> _Task requirements_: Take the data below and repeat it exactly.

> _Given data_:

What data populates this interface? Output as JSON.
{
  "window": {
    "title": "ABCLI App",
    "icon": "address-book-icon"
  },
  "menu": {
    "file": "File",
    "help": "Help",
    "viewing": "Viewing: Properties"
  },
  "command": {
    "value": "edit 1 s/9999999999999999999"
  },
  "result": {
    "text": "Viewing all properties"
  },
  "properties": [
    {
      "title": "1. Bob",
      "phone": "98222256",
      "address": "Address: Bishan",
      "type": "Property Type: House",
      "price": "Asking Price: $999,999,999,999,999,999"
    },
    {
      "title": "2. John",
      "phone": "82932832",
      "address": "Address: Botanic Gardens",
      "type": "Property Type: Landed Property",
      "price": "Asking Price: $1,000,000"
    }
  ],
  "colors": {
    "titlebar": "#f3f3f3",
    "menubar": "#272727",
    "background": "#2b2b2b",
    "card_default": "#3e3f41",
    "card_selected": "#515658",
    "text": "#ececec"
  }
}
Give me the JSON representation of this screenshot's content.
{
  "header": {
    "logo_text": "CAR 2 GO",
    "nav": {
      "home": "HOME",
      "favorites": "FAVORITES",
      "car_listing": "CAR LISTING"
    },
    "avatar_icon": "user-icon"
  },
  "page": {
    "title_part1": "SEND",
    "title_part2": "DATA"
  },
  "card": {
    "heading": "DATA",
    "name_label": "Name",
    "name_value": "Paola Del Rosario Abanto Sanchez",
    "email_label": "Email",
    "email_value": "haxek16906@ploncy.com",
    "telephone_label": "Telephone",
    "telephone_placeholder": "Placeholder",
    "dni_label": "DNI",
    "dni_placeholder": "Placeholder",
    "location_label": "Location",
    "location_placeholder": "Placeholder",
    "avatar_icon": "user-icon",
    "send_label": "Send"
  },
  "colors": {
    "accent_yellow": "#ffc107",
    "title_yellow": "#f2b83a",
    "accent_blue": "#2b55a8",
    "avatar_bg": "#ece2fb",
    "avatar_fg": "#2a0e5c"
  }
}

> _Exercise output_:
What data populates this interface? Output as JSON.
{
  "window": {
    "title": "ABCLI App",
    "icon": "address-book-icon"
  },
  "menu": {
    "file": "File",
    "help": "Help",
    "viewing": "Viewing: Properties"
  },
  "command": {
    "value": "edit 1 s/9999999999999999999"
  },
  "result": {
    "text": "Viewing all properties"
  },
  "properties": [
    {
      "title": "1. Bob",
      "phone": "98222256",
      "address": "Address: Bishan",
      "type": "Property Type: House",
      "price": "Asking Price: $999,999,999,999,999,999"
    },
    {
      "title": "2. John",
      "phone": "82932832",
      "address": "Address: Botanic Gardens",
      "type": "Property Type: Landed Property",
      "price": "Asking Price: $1,000,000"
    }
  ],
  "colors": {
    "titlebar": "#f3f3f3",
    "menubar": "#272727",
    "background": "#2b2b2b",
    "card_default": "#3e3f41",
    "card_selected": "#515658",
    "text": "#ececec"
  }
}
Give me the JSON representation of this screenshot's content.
{
  "header": {
    "logo_text": "CAR 2 GO",
    "nav": {
      "home": "HOME",
      "favorites": "FAVORITES",
      "car_listing": "CAR LISTING"
    },
    "avatar_icon": "user-icon"
  },
  "page": {
    "title_part1": "SEND",
    "title_part2": "DATA"
  },
  "card": {
    "heading": "DATA",
    "name_label": "Name",
    "name_value": "Paola Del Rosario Abanto Sanchez",
    "email_label": "Email",
    "email_value": "haxek16906@ploncy.com",
    "telephone_label": "Telephone",
    "telephone_placeholder": "Placeholder",
    "dni_label": "DNI",
    "dni_placeholder": "Placeholder",
    "location_label": "Location",
    "location_placeholder": "Placeholder",
    "avatar_icon": "user-icon",
    "send_label": "Send"
  },
  "colors": {
    "accent_yellow": "#ffc107",
    "title_yellow": "#f2b83a",
    "accent_blue": "#2b55a8",
    "avatar_bg": "#ece2fb",
    "avatar_fg": "#2a0e5c"
  }
}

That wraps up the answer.